** THE EXERCISE **
Extract the full set of records, then give each one again exactly.

————

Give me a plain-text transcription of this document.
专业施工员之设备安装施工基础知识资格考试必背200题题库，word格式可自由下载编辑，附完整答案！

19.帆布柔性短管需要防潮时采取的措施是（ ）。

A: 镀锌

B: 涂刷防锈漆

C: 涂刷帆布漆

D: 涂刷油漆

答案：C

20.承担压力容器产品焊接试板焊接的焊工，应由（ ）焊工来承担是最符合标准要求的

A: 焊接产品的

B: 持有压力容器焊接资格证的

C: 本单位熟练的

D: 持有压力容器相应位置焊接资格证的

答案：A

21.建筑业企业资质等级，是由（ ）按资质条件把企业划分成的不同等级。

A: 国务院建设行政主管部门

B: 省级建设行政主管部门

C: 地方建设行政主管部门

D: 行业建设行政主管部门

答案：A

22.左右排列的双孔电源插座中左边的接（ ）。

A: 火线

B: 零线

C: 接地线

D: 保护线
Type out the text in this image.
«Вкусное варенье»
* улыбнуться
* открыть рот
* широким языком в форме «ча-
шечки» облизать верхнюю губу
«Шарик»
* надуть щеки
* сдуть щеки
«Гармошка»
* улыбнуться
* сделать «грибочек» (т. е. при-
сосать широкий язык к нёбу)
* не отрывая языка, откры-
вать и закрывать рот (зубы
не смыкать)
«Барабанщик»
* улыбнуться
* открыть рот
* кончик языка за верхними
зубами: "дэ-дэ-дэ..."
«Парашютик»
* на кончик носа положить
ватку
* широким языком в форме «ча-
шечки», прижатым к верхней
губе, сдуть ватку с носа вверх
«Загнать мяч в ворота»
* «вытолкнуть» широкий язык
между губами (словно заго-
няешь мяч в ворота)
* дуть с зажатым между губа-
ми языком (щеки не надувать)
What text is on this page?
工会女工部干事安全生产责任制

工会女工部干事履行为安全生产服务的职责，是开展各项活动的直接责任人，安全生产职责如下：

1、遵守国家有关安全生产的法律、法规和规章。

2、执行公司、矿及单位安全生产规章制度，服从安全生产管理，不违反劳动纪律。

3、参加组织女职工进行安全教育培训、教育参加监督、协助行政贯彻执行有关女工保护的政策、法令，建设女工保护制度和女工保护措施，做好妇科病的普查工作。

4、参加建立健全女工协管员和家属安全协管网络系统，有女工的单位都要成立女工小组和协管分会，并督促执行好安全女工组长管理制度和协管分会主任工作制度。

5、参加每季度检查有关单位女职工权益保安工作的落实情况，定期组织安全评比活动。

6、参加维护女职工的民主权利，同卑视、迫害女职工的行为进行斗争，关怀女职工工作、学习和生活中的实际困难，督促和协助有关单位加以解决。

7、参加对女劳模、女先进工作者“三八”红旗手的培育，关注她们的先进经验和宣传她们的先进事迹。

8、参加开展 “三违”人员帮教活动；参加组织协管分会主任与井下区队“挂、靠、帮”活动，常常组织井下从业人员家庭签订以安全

————

** FINAL RESULT **
Give me a plain-text transcription of this document.
专业施工员之设备安装施工基础知识资格考试必背200题题库，word格式可自由下载编辑，附完整答案！

19.帆布柔性短管需要防潮时采取的措施是（ ）。

A: 镀锌

B: 涂刷防锈漆

C: 涂刷帆布漆

D: 涂刷油漆

答案：C

20.承担压力容器产品焊接试板焊接的焊工，应由（ ）焊工来承担是最符合标准要求的

A: 焊接产品的

B: 持有压力容器焊接资格证的

C: 本单位熟练的

D: 持有压力容器相应位置焊接资格证的

答案：A

21.建筑业企业资质等级，是由（ ）按资质条件把企业划分成的不同等级。

A: 国务院建设行政主管部门

B: 省级建设行政主管部门

C: 地方建设行政主管部门

D: 行业建设行政主管部门

答案：A

22.左右排列的双孔电源插座中左边的接（ ）。

A: 火线

B: 零线

C: 接地线

D: 保护线
Type out the text in this image.
«Вкусное варенье»
* улыбнуться
* открыть рот
* широким языком в форме «ча-
шечки» облизать верхнюю губу
«Шарик»
* надуть щеки
* сдуть щеки
«Гармошка»
* улыбнуться
* сделать «грибочек» (т. е. при-
сосать широкий язык к нёбу)
* не отрывая языка, откры-
вать и закрывать рот (зубы
не смыкать)
«Барабанщик»
* улыбнуться
* открыть рот
* кончик языка за верхними
зубами: "дэ-дэ-дэ..."
«Парашютик»
* на кончик носа положить
ватку
* широким языком в форме «ча-
шечки», прижатым к верхней
губе, сдуть ватку с носа вверх
«Загнать мяч в ворота»
* «вытолкнуть» широкий язык
между губами (словно заго-
няешь мяч в ворота)
* дуть с зажатым между губа-
ми языком (щеки не надувать)
What text is on this page?
工会女工部干事安全生产责任制

工会女工部干事履行为安全生产服务的职责，是开展各项活动的直接责任人，安全生产职责如下：

1、遵守国家有关安全生产的法律、法规和规章。

2、执行公司、矿及单位安全生产规章制度，服从安全生产管理，不违反劳动纪律。

3、参加组织女职工进行安全教育培训、教育参加监督、协助行政贯彻执行有关女工保护的政策、法令，建设女工保护制度和女工保护措施，做好妇科病的普查工作。

4、参加建立健全女工协管员和家属安全协管网络系统，有女工的单位都要成立女工小组和协管分会，并督促执行好安全女工组长管理制度和协管分会主任工作制度。

5、参加每季度检查有关单位女职工权益保安工作的落实情况，定期组织安全评比活动。

6、参加维护女职工的民主权利，同卑视、迫害女职工的行为进行斗争，关怀女职工工作、学习和生活中的实际困难，督促和协助有关单位加以解决。

7、参加对女劳模、女先进工作者“三八”红旗手的培育，关注她们的先进经验和宣传她们的先进事迹。

8、参加开展 “三违”人员帮教活动；参加组织协管分会主任与井下区队“挂、靠、帮”活动，常常组织井下从业人员家庭签订以安全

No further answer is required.